● **Task item A**: Say whether each statement agrees with the spring-mass solution, answering yes or no and quoting the deciding words: (i) the damping coefficient is given as 1; (ii) the initial velocity is 2 feet/second; (iii) at equilibrium the spring is stretched by 3.2 feet.
● **Task item B**: Which law does the spring-mass solution use to find the spring constant?
● **Task item C**: Please resume the spring-mass solution after its final displacement equation.

● **Source document**:
Modeling the System:

Mass (m): 16 pounds

Spring constant (k): We need to find it.

Damping coefficient (b): 1 (given)

Initial position (x(0)): 2 feet

Initial velocity (x'(0)): 0 feet/second

Spring constant:

At equilibrium, the spring is stretched by 8.2 - 5 = 3.2 feet.

Using Hooke's Law: F = kx, where F = 16 pounds (weight of the mass).

Therefore, 16 = k * 3.2 => k = 5 pounds/foot.

Equation of motion:

Using the damped harmonic motion equation:

m * x''(t) + b * x'(t) + k * x(t) = 0

Substituting the values:

16 * x''(t) + 1 * x'(t) + 5 * x(t) = 0

Solving the equation:

The characteristic equation is:

r^2 + r/16 + 5/16 = 0

Solving the equation gives two complex roots:

r1,2 = -1/32 +/- i * sqrt(15)/32

Therefore, the displacement equation is:

x(t) = C1 * exp(-t/32) * cos(sqrt(15)/32 * t) + C2 * exp(-t/32) * sin(sqrt(15)/32 * t)

● **Given data**:
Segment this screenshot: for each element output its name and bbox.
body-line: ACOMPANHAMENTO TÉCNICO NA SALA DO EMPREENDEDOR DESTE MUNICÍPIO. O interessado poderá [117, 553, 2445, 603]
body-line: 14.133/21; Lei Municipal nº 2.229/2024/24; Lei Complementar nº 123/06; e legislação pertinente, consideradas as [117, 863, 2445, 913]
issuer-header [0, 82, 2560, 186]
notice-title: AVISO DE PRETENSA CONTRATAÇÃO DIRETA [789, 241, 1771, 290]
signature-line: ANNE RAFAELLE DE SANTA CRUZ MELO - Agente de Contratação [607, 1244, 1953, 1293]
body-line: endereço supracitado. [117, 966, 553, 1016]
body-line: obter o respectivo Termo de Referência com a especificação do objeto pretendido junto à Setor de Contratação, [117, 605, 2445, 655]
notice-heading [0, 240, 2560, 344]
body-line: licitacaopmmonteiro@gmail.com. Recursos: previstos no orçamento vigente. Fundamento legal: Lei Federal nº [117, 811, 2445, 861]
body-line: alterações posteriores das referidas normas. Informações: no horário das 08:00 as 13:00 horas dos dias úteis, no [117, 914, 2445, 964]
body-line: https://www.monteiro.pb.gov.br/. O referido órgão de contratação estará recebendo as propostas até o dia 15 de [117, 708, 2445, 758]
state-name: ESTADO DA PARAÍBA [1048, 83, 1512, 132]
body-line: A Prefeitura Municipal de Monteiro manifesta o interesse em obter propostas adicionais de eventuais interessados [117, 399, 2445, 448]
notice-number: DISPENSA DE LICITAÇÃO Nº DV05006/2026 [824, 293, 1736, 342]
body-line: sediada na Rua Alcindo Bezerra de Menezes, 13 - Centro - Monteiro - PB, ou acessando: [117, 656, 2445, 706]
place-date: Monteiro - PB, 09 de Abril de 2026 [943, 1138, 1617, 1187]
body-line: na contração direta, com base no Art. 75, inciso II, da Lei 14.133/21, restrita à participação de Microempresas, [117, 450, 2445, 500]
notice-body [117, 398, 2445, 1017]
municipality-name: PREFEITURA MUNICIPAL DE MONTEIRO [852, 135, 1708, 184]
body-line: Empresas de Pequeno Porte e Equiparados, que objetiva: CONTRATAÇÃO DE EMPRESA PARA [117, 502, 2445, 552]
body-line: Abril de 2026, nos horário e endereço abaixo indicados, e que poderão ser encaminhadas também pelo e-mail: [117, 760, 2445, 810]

● **Answer area A**:
(i) Yes: "Damping coefficient (b): 1 (given)"
(ii) No: "Initial velocity (x'(0)): 0 feet/second"
(iii) Yes: "At equilibrium, the spring is stretched by 8.2 - 5 = 3.2 feet."

● **Answer area B**: Hooke's Law, F = kx.

● **Answer area C**:
Finding C1 and C2:

Using the initial conditions:

x(0) = 2 => C1 = 2

x'(0) = 0 => C2 * sqrt(15)/32 = 0 => C2 = 0

Final equation:

x(t) = 2 * exp(-t/32) * cos(sqrt(15)/32 * t)

This is the equation of motion for the displacement of the mass, considering the surrounding medium's resistance.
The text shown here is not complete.